— Start —

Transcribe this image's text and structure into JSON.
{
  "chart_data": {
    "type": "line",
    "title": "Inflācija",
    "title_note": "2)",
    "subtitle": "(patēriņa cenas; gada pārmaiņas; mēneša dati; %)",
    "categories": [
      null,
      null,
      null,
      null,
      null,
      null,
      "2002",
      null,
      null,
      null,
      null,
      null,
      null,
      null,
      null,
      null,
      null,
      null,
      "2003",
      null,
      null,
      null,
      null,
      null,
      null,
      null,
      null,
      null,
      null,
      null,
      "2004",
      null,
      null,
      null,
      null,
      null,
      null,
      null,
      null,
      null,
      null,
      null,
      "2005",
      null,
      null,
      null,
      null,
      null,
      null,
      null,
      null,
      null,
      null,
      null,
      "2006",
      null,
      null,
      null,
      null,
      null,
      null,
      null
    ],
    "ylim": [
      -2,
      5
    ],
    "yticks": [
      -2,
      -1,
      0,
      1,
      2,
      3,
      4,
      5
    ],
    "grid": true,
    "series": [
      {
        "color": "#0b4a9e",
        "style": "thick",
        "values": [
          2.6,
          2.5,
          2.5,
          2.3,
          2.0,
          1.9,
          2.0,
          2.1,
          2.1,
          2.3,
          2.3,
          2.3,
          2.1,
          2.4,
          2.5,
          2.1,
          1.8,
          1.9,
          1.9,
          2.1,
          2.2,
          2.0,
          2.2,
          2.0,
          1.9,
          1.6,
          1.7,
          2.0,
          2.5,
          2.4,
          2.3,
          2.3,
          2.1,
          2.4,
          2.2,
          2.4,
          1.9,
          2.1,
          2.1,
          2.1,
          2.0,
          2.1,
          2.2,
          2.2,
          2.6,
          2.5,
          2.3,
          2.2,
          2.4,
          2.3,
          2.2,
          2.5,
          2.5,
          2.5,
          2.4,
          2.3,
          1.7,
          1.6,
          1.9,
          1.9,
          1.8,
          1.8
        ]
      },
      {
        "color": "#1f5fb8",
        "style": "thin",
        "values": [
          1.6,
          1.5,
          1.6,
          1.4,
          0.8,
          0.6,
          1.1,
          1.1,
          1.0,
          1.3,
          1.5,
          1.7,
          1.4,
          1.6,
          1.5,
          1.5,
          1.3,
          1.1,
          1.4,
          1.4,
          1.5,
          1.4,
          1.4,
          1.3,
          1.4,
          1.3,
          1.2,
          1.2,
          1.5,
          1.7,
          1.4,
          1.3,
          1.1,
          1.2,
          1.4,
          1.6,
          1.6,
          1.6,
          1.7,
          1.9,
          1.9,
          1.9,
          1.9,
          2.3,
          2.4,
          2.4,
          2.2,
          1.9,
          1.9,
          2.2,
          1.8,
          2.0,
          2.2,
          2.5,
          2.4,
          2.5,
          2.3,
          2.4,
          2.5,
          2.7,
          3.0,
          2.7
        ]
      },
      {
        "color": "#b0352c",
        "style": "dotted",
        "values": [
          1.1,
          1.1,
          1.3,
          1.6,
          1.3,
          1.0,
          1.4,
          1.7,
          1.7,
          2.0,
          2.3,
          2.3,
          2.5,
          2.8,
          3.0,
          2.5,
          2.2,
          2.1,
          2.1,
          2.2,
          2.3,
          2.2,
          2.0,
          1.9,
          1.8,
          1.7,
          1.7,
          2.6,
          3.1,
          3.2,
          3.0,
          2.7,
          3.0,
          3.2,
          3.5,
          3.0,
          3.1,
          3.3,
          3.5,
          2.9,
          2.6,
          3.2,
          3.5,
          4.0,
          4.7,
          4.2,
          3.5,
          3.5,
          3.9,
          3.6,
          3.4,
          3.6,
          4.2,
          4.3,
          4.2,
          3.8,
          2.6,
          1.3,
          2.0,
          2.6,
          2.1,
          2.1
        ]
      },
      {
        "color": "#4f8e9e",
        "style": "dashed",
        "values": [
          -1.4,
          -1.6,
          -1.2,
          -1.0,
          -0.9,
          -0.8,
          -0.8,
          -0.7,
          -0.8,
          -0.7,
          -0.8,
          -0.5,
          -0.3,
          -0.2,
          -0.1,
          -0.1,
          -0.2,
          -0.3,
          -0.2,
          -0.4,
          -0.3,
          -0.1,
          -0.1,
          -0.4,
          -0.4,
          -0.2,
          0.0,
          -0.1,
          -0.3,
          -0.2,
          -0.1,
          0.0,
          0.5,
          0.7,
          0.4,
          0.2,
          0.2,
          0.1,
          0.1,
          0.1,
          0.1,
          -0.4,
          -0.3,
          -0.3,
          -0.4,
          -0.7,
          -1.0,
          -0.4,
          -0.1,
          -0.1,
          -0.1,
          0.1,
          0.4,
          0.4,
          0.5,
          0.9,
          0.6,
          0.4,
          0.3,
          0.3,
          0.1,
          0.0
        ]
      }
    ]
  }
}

— End —

▶ _DIRECTIONS FOR THIS TASK_: From the entries above, copy every line that holds the word "color".

▶ _RESULT OF THIS TASK_:
        "color": "#0b4a9e",
        "color": "#1f5fb8",
        "color": "#b0352c",
        "color": "#4f8e9e",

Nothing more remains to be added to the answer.